→ EXERCISE INPUT
-=-=-

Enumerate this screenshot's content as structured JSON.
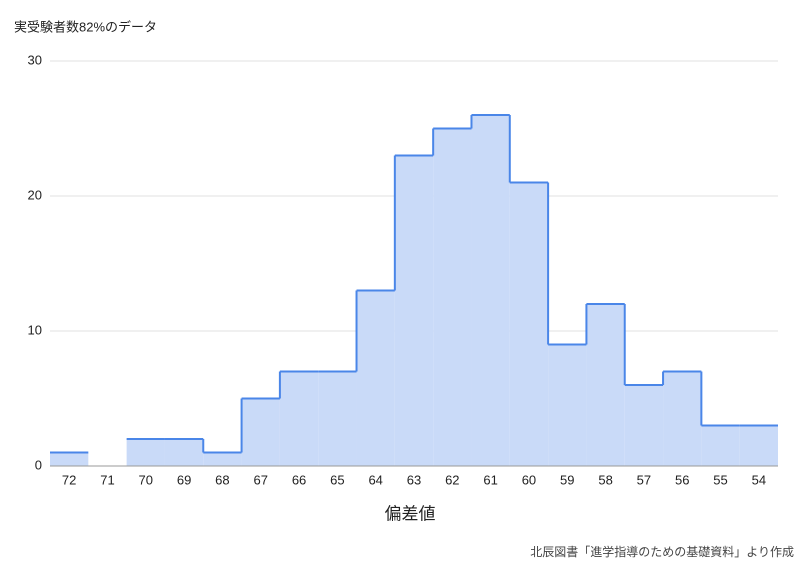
{
  "chart_data": {
    "type": "stepped-area",
    "title": "実受験者数82%のデータ",
    "x_label": "偏差値",
    "source": "北辰図書「進学指導のための基礎資料」より作成",
    "categories": [
      "72",
      "71",
      "70",
      "69",
      "68",
      "67",
      "66",
      "65",
      "64",
      "63",
      "62",
      "61",
      "60",
      "59",
      "58",
      "57",
      "56",
      "55",
      "54"
    ],
    "values": [
      1,
      null,
      2,
      2,
      1,
      5,
      7,
      7,
      13,
      23,
      25,
      26,
      21,
      9,
      12,
      6,
      7,
      3,
      3
    ],
    "color": "#4a86e8",
    "fill": "#c9daf8",
    "ylim": [
      0,
      30
    ],
    "yticks": [
      0,
      10,
      20,
      30
    ],
    "grid": true
  }
}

-=-=-

→ TASK DIRECTIONS
Restate the data above exactly, stripping out each image.

→ OUTPUT FOR THIS TASK
Enumerate this screenshot's content as structured JSON.
{
  "chart_data": {
    "type": "stepped-area",
    "title": "実受験者数82%のデータ",
    "x_label": "偏差値",
    "source": "北辰図書「進学指導のための基礎資料」より作成",
    "categories": [
      "72",
      "71",
      "70",
      "69",
      "68",
      "67",
      "66",
      "65",
      "64",
      "63",
      "62",
      "61",
      "60",
      "59",
      "58",
      "57",
      "56",
      "55",
      "54"
    ],
    "values": [
      1,
      null,
      2,
      2,
      1,
      5,
      7,
      7,
      13,
      23,
      25,
      26,
      21,
      9,
      12,
      6,
      7,
      3,
      3
    ],
    "color": "#4a86e8",
    "fill": "#c9daf8",
    "ylim": [
      0,
      30
    ],
    "yticks": [
      0,
      10,
      20,
      30
    ],
    "grid": true
  }
}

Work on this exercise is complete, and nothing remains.